__Record extracts__:
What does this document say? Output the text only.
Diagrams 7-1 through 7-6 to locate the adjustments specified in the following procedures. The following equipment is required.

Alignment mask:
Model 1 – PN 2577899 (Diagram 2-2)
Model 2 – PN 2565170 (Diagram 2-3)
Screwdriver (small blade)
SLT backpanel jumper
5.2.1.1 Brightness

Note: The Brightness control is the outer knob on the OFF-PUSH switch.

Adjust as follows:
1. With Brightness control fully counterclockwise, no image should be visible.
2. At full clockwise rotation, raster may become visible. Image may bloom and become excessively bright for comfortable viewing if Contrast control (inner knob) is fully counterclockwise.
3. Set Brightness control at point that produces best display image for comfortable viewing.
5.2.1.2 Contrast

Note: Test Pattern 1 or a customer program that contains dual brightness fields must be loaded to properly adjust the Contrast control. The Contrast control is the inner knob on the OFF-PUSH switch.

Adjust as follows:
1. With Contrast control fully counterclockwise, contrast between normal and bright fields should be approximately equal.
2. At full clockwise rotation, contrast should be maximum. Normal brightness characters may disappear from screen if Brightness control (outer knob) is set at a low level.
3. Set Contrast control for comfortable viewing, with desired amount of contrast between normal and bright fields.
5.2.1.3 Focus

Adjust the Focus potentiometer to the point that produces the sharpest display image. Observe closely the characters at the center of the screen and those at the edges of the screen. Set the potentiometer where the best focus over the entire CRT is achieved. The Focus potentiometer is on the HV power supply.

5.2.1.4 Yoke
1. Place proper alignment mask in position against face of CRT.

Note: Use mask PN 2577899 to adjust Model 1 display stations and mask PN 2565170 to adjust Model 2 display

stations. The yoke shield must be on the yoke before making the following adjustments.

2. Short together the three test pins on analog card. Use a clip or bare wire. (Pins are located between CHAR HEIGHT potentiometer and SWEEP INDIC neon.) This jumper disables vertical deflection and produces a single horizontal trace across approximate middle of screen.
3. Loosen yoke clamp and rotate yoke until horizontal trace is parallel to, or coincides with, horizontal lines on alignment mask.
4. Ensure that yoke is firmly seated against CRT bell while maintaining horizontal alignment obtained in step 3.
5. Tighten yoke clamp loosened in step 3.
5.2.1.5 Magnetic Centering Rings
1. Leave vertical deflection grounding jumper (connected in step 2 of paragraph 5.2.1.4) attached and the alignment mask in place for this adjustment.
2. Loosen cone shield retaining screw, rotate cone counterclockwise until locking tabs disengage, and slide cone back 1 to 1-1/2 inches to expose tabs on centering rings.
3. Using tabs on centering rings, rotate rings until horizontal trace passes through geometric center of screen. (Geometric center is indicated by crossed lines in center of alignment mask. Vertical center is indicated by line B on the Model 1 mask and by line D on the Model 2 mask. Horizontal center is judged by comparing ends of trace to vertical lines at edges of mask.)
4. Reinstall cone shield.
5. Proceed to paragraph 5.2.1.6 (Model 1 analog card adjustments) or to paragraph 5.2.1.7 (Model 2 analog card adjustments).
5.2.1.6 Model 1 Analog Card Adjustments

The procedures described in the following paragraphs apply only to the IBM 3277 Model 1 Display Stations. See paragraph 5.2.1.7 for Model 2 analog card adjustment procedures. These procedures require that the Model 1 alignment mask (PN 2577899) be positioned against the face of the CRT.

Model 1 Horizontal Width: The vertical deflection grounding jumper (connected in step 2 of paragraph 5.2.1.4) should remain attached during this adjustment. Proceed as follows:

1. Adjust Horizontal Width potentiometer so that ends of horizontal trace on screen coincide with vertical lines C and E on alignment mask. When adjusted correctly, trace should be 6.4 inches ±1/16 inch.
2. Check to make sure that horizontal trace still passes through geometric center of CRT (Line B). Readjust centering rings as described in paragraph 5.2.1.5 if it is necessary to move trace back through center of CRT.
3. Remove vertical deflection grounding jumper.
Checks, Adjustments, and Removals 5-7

__Brief__:
Look through the data above. Find each line with the string "fully" and copy it.

__Response to this task__:
1. With Brightness control fully counterclockwise, no image should be visible.
2. At full clockwise rotation, raster may become visible. Image may bloom and become excessively bright for comfortable viewing if Contrast control (inner knob) is fully counterclockwise.
1. With Contrast control fully counterclockwise, contrast between normal and bright fields should be approximately equal.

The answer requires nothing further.